** begin AVAILABLE RECORDS **
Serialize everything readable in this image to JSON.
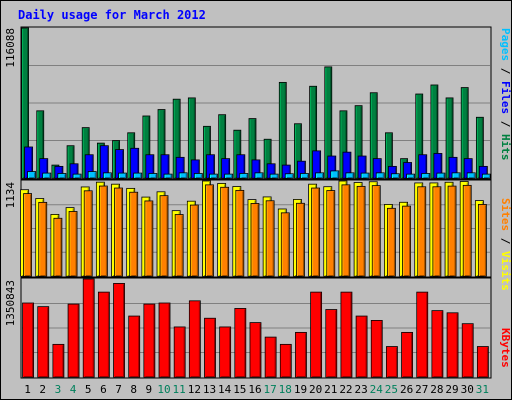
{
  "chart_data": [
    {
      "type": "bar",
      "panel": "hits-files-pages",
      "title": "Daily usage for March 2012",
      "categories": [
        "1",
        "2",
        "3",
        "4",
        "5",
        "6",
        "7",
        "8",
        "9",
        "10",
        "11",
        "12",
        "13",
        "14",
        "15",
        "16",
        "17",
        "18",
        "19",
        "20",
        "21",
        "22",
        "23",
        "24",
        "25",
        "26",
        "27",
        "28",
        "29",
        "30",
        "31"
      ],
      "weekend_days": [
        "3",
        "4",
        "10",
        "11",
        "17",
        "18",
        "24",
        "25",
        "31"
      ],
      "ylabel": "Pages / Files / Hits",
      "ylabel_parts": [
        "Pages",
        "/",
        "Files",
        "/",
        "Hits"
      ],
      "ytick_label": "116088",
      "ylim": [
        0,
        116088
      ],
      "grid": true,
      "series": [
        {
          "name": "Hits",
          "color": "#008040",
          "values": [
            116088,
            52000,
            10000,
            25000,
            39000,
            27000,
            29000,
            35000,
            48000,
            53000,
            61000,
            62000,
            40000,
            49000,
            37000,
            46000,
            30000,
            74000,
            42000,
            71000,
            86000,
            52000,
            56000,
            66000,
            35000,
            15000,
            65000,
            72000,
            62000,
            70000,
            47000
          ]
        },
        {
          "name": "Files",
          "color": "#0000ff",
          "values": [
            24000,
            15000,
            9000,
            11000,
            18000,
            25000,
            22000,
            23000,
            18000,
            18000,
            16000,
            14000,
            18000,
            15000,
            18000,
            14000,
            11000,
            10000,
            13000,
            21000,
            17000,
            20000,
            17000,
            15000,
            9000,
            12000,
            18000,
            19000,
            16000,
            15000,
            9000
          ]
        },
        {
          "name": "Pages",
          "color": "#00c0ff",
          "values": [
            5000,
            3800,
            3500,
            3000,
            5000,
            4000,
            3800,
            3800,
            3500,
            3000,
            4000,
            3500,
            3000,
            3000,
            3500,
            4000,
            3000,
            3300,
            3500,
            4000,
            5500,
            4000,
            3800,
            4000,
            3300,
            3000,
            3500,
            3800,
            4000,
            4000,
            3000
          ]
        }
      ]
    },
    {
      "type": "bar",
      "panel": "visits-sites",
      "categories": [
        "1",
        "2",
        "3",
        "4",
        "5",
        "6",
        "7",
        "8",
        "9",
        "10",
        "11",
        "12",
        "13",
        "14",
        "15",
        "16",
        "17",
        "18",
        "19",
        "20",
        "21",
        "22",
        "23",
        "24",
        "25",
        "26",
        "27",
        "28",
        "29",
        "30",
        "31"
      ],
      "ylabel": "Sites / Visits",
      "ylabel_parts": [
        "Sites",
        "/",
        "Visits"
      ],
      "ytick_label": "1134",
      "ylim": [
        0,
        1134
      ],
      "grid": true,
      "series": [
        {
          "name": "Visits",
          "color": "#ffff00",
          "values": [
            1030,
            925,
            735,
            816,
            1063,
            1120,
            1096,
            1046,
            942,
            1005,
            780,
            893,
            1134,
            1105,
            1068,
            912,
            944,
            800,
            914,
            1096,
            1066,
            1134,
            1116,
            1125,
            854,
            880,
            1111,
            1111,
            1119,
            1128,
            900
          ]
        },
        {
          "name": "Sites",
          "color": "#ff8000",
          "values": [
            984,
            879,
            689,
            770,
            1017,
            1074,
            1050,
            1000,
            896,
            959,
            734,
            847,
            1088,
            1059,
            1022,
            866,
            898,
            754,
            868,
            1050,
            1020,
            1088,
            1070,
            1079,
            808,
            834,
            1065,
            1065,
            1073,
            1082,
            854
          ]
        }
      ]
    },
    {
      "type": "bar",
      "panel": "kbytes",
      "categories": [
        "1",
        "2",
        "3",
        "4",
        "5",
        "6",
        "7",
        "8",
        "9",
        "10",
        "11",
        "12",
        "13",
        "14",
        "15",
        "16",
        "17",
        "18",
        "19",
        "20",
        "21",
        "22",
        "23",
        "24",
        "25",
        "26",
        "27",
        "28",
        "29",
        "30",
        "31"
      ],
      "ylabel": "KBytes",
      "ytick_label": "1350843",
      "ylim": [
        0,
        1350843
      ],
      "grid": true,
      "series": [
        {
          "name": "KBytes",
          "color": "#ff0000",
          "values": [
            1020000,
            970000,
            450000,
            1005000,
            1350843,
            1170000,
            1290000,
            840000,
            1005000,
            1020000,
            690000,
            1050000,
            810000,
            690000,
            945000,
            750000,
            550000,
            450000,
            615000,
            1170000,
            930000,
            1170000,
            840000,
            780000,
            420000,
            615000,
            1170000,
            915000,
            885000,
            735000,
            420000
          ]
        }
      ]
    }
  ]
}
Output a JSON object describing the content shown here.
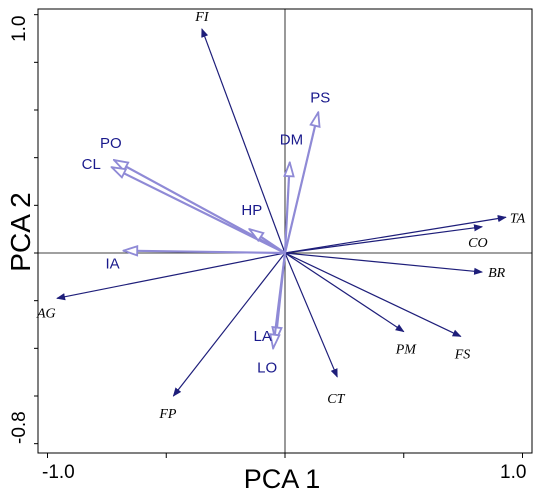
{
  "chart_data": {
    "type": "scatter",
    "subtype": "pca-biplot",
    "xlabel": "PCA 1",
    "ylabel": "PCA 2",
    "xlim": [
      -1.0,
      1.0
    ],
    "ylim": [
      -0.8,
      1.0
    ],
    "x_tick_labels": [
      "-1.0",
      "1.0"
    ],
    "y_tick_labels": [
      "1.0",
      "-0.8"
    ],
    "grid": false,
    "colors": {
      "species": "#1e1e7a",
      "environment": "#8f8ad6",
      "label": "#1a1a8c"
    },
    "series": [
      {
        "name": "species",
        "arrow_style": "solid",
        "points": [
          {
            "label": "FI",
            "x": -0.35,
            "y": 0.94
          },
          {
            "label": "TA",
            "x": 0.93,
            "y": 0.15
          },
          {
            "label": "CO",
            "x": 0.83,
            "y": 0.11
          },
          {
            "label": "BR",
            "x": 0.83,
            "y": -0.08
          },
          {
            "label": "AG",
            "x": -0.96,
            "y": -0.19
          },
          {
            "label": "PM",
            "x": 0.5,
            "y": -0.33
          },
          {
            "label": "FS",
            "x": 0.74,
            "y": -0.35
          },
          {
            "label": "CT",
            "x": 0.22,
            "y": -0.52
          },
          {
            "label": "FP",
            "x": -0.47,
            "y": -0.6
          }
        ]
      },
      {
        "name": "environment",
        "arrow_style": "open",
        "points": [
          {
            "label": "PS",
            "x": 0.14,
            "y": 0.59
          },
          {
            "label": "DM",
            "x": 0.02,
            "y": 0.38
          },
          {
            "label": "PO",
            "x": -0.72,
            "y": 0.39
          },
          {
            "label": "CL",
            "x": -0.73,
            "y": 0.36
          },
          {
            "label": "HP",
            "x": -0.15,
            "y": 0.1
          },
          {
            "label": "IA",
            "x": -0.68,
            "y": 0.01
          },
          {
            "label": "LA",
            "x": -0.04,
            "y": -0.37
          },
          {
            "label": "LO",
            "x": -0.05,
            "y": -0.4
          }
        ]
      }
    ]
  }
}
** end AVAILABLE RECORDS **
Find the lines that include the string "panel", then copy each of them.

• _SOLUTION TO THIS TASK_:
      "panel": "hits-files-pages",
      "panel": "visits-sites",
      "panel": "kbytes",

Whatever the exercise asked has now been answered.